• [Problem details]:
How many lines of these entries hold the string "Dimension"? Reply with the number alone.

• [Chart and figure data]:
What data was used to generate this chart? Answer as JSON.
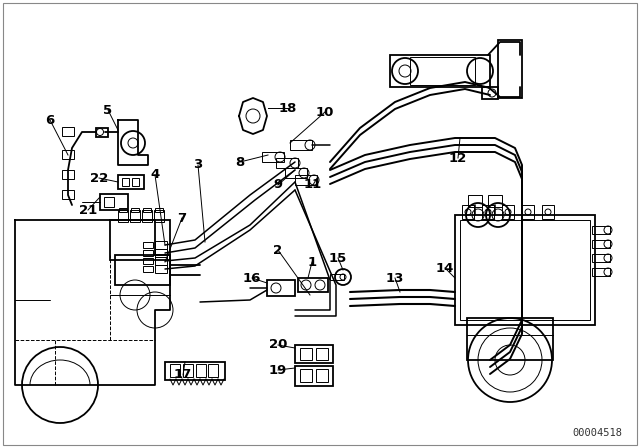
{
  "bg_color": "#ffffff",
  "line_color": "#000000",
  "text_color": "#000000",
  "diagram_code": "00004518",
  "lw": 1.3,
  "plw": 1.1,
  "tlw": 0.7,
  "fs": 9.5
}
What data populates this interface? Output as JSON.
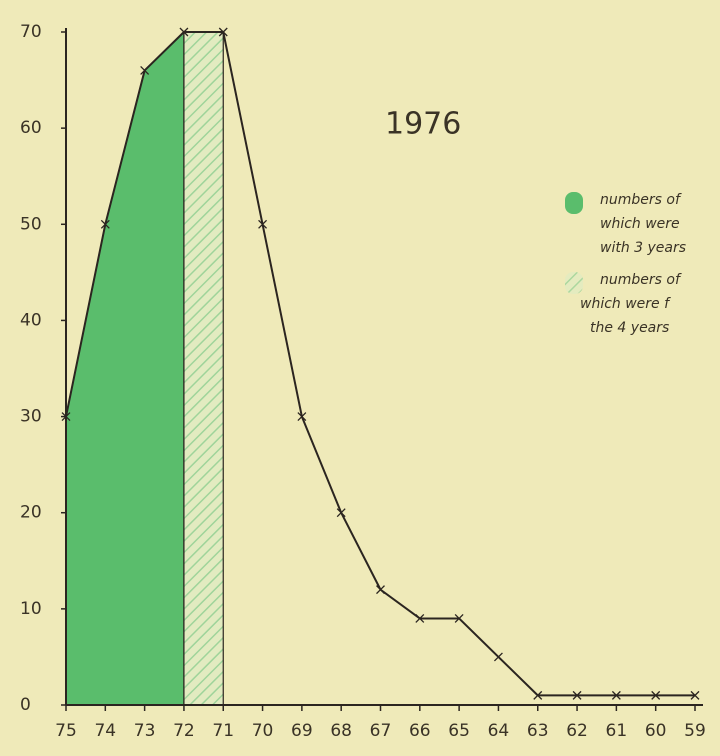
{
  "chart_data": {
    "type": "line",
    "title": "1976",
    "categories": [
      "75",
      "74",
      "73",
      "72",
      "71",
      "70",
      "69",
      "68",
      "67",
      "66",
      "65",
      "64",
      "63",
      "62",
      "61",
      "60",
      "59"
    ],
    "ylim": [
      0,
      70
    ],
    "yticks": [
      0,
      10,
      20,
      30,
      40,
      50,
      60,
      70
    ],
    "series": [
      {
        "name": "",
        "color": "#2b2520",
        "kind": "line",
        "values": [
          30,
          50,
          66,
          70,
          70,
          50,
          30,
          20,
          12,
          9,
          9,
          5,
          1,
          1,
          1,
          1,
          1
        ]
      },
      {
        "name": [
          "numbers of",
          "which were",
          "with 3 years"
        ],
        "color": "#3fb55e",
        "kind": "area",
        "values": [
          30,
          50,
          66,
          70,
          null,
          null,
          null,
          null,
          null,
          null,
          null,
          null,
          null,
          null,
          null,
          null,
          null
        ]
      },
      {
        "name": [
          "numbers of",
          "which were f",
          "the 4 years"
        ],
        "color": "#8fcf8f",
        "kind": "hatch",
        "values": [
          null,
          null,
          null,
          70,
          70,
          null,
          null,
          null,
          null,
          null,
          null,
          null,
          null,
          null,
          null,
          null,
          null
        ]
      }
    ]
  }
}
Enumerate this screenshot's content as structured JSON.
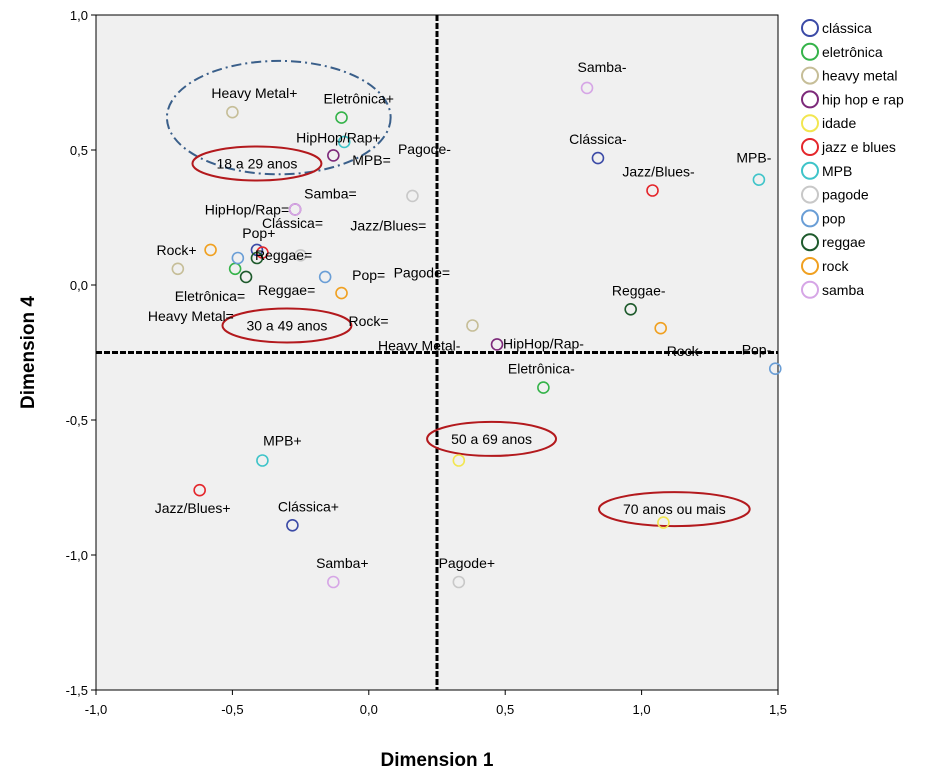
{
  "chart_data": {
    "type": "scatter",
    "xlabel": "Dimension 1",
    "ylabel": "Dimension 4",
    "xlim": [
      -1.0,
      1.5
    ],
    "ylim": [
      -1.5,
      1.0
    ],
    "xticks": [
      -1.0,
      -0.5,
      0.0,
      0.5,
      1.0,
      1.5
    ],
    "yticks": [
      -1.5,
      -1.0,
      -0.5,
      0.0,
      0.5,
      1.0
    ],
    "xtick_labels": [
      "-1,0",
      "-0,5",
      "0,0",
      "0,5",
      "1,0",
      "1,5"
    ],
    "ytick_labels": [
      "-1,5",
      "-1,0",
      "-0,5",
      "0,0",
      "0,5",
      "1,0"
    ],
    "reference_lines": {
      "x": 0.25,
      "y": -0.25
    },
    "legend_position": "right",
    "series": [
      {
        "name": "clássica",
        "color": "#3b4aa6",
        "points": [
          {
            "x": 0.84,
            "y": 0.47,
            "label": "Clássica-",
            "anchor": "middle",
            "dx": 0,
            "dy": -14
          },
          {
            "x": -0.28,
            "y": -0.89,
            "label": "Clássica+",
            "anchor": "middle",
            "dx": 16,
            "dy": -14
          },
          {
            "x": -0.41,
            "y": 0.13,
            "label": "Clássica=",
            "anchor": "start",
            "dx": 5,
            "dy": -22
          }
        ]
      },
      {
        "name": "eletrônica",
        "color": "#35b34a",
        "points": [
          {
            "x": -0.1,
            "y": 0.62,
            "label": "Eletrônica+",
            "anchor": "start",
            "dx": -18,
            "dy": -14
          },
          {
            "x": 0.64,
            "y": -0.38,
            "label": "Eletrônica-",
            "anchor": "middle",
            "dx": -2,
            "dy": -14
          },
          {
            "x": -0.49,
            "y": 0.06,
            "label": "Eletrônica=",
            "anchor": "end",
            "dx": 10,
            "dy": 32
          }
        ]
      },
      {
        "name": "heavy metal",
        "color": "#c6be98",
        "points": [
          {
            "x": -0.5,
            "y": 0.64,
            "label": "Heavy Metal+",
            "anchor": "middle",
            "dx": 22,
            "dy": -14
          },
          {
            "x": 0.38,
            "y": -0.15,
            "label": "Heavy Metal-",
            "anchor": "end",
            "dx": -12,
            "dy": 25
          },
          {
            "x": -0.7,
            "y": 0.06,
            "label": "Heavy Metal=",
            "anchor": "end",
            "dx": 56,
            "dy": 52
          }
        ]
      },
      {
        "name": "hip hop e rap",
        "color": "#7d2a7a",
        "points": [
          {
            "x": -0.13,
            "y": 0.48,
            "label": "HipHop/Rap+",
            "anchor": "middle",
            "dx": 5,
            "dy": -13
          },
          {
            "x": 0.47,
            "y": -0.22,
            "label": "HipHop/Rap-",
            "anchor": "start",
            "dx": 6,
            "dy": 4
          },
          {
            "x": -0.27,
            "y": 0.28,
            "label": "HipHop/Rap=",
            "anchor": "end",
            "dx": -6,
            "dy": 5
          }
        ]
      },
      {
        "name": "idade",
        "color": "#f2e650",
        "points": [
          {
            "x": 0.33,
            "y": -0.65,
            "label": "",
            "anchor": "middle",
            "dx": 0,
            "dy": 0
          },
          {
            "x": 1.08,
            "y": -0.88,
            "label": "",
            "anchor": "middle",
            "dx": 0,
            "dy": 0
          }
        ]
      },
      {
        "name": "jazz e blues",
        "color": "#e4262b",
        "points": [
          {
            "x": -0.62,
            "y": -0.76,
            "label": "Jazz/Blues+",
            "anchor": "middle",
            "dx": -7,
            "dy": 23
          },
          {
            "x": 1.04,
            "y": 0.35,
            "label": "Jazz/Blues-",
            "anchor": "middle",
            "dx": 6,
            "dy": -14
          },
          {
            "x": -0.39,
            "y": 0.12,
            "label": "Jazz/Blues=",
            "anchor": "start",
            "dx": 88,
            "dy": -22
          }
        ]
      },
      {
        "name": "MPB",
        "color": "#3fc4c9",
        "points": [
          {
            "x": -0.39,
            "y": -0.65,
            "label": "MPB+",
            "anchor": "middle",
            "dx": 20,
            "dy": -15
          },
          {
            "x": 1.43,
            "y": 0.39,
            "label": "MPB-",
            "anchor": "middle",
            "dx": -5,
            "dy": -17
          },
          {
            "x": -0.09,
            "y": 0.53,
            "label": "MPB=",
            "anchor": "start",
            "dx": 8,
            "dy": 23
          }
        ]
      },
      {
        "name": "pagode",
        "color": "#c8c8c8",
        "points": [
          {
            "x": 0.33,
            "y": -1.1,
            "label": "Pagode+",
            "anchor": "middle",
            "dx": 8,
            "dy": -14
          },
          {
            "x": 0.16,
            "y": 0.33,
            "label": "Pagode-",
            "anchor": "middle",
            "dx": 12,
            "dy": -42
          },
          {
            "x": -0.25,
            "y": 0.11,
            "label": "Pagode=",
            "anchor": "start",
            "dx": 93,
            "dy": 22
          }
        ]
      },
      {
        "name": "pop",
        "color": "#6a9ed6",
        "points": [
          {
            "x": -0.48,
            "y": 0.1,
            "label": "Pop+",
            "anchor": "middle",
            "dx": 21,
            "dy": -20
          },
          {
            "x": 1.49,
            "y": -0.31,
            "label": "Pop-",
            "anchor": "end",
            "dx": -4,
            "dy": -14
          },
          {
            "x": -0.16,
            "y": 0.03,
            "label": "Pop=",
            "anchor": "start",
            "dx": 27,
            "dy": 3
          }
        ]
      },
      {
        "name": "reggae",
        "color": "#1e5a2c",
        "points": [
          {
            "x": -0.45,
            "y": 0.03,
            "label": "Reggae=",
            "anchor": "start",
            "dx": 12,
            "dy": 18
          },
          {
            "x": 0.96,
            "y": -0.09,
            "label": "Reggae-",
            "anchor": "middle",
            "dx": 8,
            "dy": -14
          },
          {
            "x": -0.41,
            "y": 0.1,
            "label": "Reggae=",
            "anchor": "start",
            "dx": -2,
            "dy": 2
          }
        ]
      },
      {
        "name": "rock",
        "color": "#f0a020",
        "points": [
          {
            "x": -0.58,
            "y": 0.13,
            "label": "Rock+",
            "anchor": "end",
            "dx": -14,
            "dy": 5
          },
          {
            "x": 1.07,
            "y": -0.16,
            "label": "Rock-",
            "anchor": "start",
            "dx": 6,
            "dy": 28
          },
          {
            "x": -0.1,
            "y": -0.03,
            "label": "Rock=",
            "anchor": "start",
            "dx": 7,
            "dy": 33
          }
        ]
      },
      {
        "name": "samba",
        "color": "#d6a6e6",
        "points": [
          {
            "x": -0.13,
            "y": -1.1,
            "label": "Samba+",
            "anchor": "middle",
            "dx": 9,
            "dy": -14
          },
          {
            "x": 0.8,
            "y": 0.73,
            "label": "Samba-",
            "anchor": "middle",
            "dx": 15,
            "dy": -16
          },
          {
            "x": -0.27,
            "y": 0.28,
            "label": "Samba=",
            "anchor": "start",
            "dx": 9,
            "dy": -11
          }
        ]
      }
    ],
    "annotations": [
      {
        "text": "18 a 29 anos",
        "x": -0.41,
        "y": 0.45,
        "shape": "ellipse"
      },
      {
        "text": "30 a 49 anos",
        "x": -0.3,
        "y": -0.15,
        "shape": "ellipse"
      },
      {
        "text": "50 a 69 anos",
        "x": 0.45,
        "y": -0.57,
        "shape": "ellipse"
      },
      {
        "text": "70 anos ou mais",
        "x": 1.12,
        "y": -0.83,
        "shape": "ellipse"
      }
    ],
    "highlight_ellipse": {
      "cx": -0.33,
      "cy": 0.62,
      "rx_units": 0.41,
      "ry_units": 0.21,
      "color": "#3a5f8a",
      "style": "dash-dot"
    }
  }
}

• [Final result]:
2